▶ Short exercise
Return the full listing exactly as it is written.

··· Data shown

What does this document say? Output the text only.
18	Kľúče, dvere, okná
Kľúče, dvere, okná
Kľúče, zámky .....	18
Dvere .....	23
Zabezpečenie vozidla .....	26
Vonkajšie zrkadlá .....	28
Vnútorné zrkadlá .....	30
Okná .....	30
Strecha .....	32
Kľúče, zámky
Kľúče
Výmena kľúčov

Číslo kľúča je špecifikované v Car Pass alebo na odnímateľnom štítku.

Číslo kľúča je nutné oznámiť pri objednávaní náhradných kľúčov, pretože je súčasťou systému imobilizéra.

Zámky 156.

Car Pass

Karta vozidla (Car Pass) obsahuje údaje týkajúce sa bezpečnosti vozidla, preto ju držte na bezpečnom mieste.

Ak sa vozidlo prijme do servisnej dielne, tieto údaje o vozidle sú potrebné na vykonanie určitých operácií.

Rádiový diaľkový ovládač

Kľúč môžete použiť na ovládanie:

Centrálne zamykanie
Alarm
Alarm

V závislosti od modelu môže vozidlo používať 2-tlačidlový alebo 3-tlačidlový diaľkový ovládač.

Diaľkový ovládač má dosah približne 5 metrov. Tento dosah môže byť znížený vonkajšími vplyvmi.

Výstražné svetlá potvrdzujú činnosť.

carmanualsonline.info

······

▶ Response to the task
What does this document say? Output the text only.
18	Kľúče, dvere, okná
Kľúče, dvere, okná
Kľúče, zámky .....	18
Dvere .....	23
Zabezpečenie vozidla .....	26
Vonkajšie zrkadlá .....	28
Vnútorné zrkadlá .....	30
Okná .....	30
Strecha .....	32
Kľúče, zámky
Kľúče
Výmena kľúčov

Číslo kľúča je špecifikované v Car Pass alebo na odnímateľnom štítku.

Číslo kľúča je nutné oznámiť pri objednávaní náhradných kľúčov, pretože je súčasťou systému imobilizéra.

Zámky 156.

Car Pass

Karta vozidla (Car Pass) obsahuje údaje týkajúce sa bezpečnosti vozidla, preto ju držte na bezpečnom mieste.

Ak sa vozidlo prijme do servisnej dielne, tieto údaje o vozidle sú potrebné na vykonanie určitých operácií.

Rádiový diaľkový ovládač

Kľúč môžete použiť na ovládanie:

Centrálne zamykanie
Alarm
Alarm

V závislosti od modelu môže vozidlo používať 2-tlačidlový alebo 3-tlačidlový diaľkový ovládač.

Diaľkový ovládač má dosah približne 5 metrov. Tento dosah môže byť znížený vonkajšími vplyvmi.

Výstražné svetlá potvrdzujú činnosť.

carmanualsonline.info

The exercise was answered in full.